◆ **MATERIAL SHOWN**

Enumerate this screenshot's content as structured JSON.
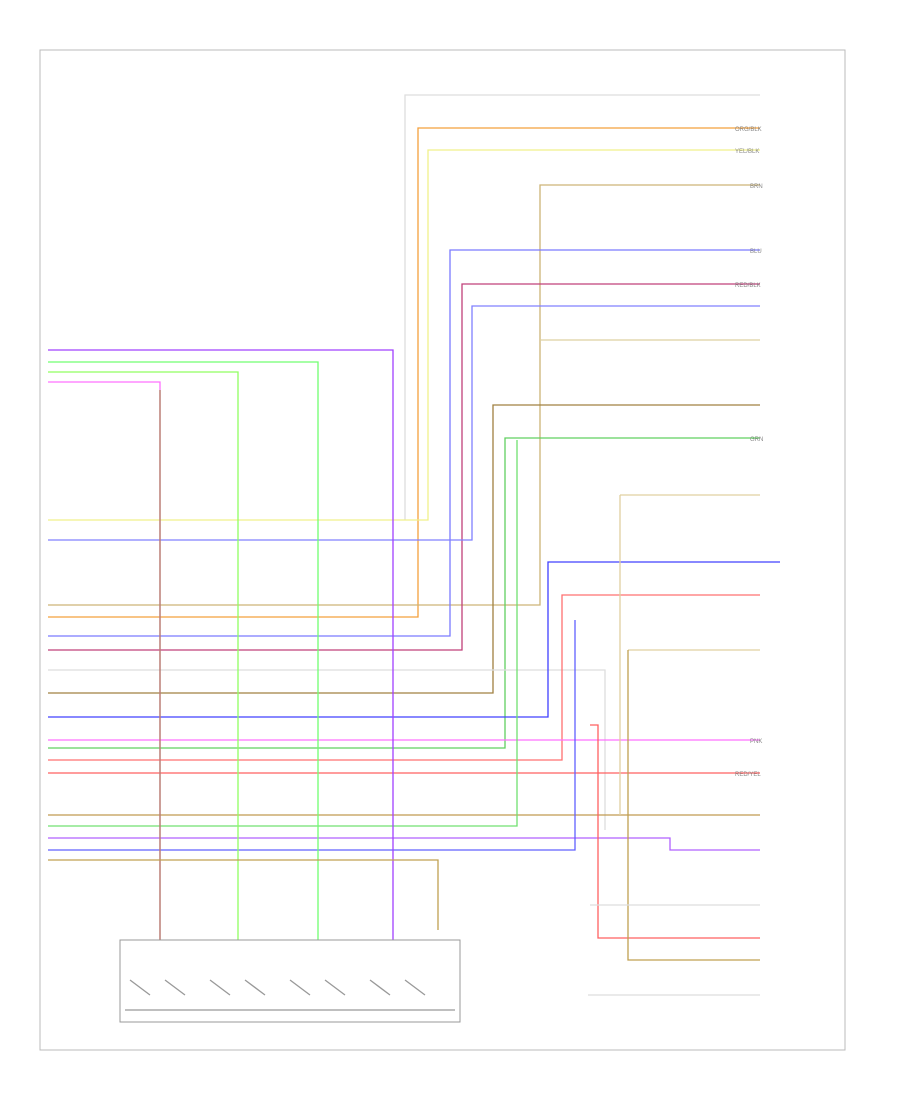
{
  "diagram": {
    "wire_labels": [
      "ORG/BLK",
      "YEL/BLK",
      "BRN",
      "BLU",
      "RED/BLK",
      "GRN",
      "PNK",
      "RED/YEL"
    ]
  }
}
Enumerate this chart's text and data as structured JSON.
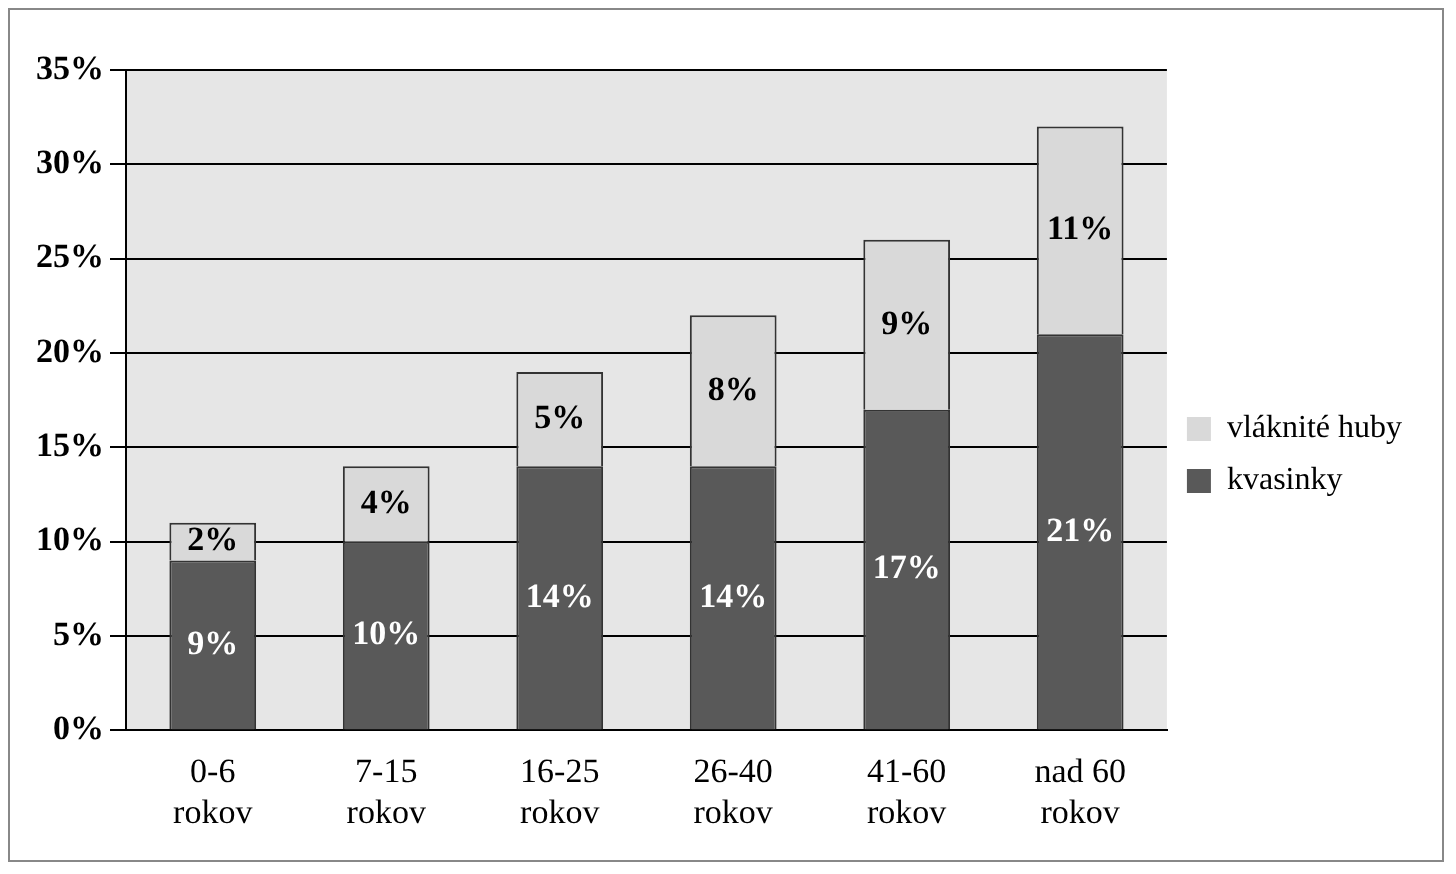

◆ **DESCRIPTION OF THE TASK**
Every line above should be repeated exactly; pictures stay out of the copy.

◆ **TASK RESPONSE**
Enumerate this screenshot's content as structured JSON.
{
  "diagram": {
    "wire_labels": [
      "ORG/BLK",
      "YEL/BLK",
      "BRN",
      "BLU",
      "RED/BLK",
      "GRN",
      "PNK",
      "RED/YEL"
    ]
  }
}
Enumerate this chart's text and data as structured JSON.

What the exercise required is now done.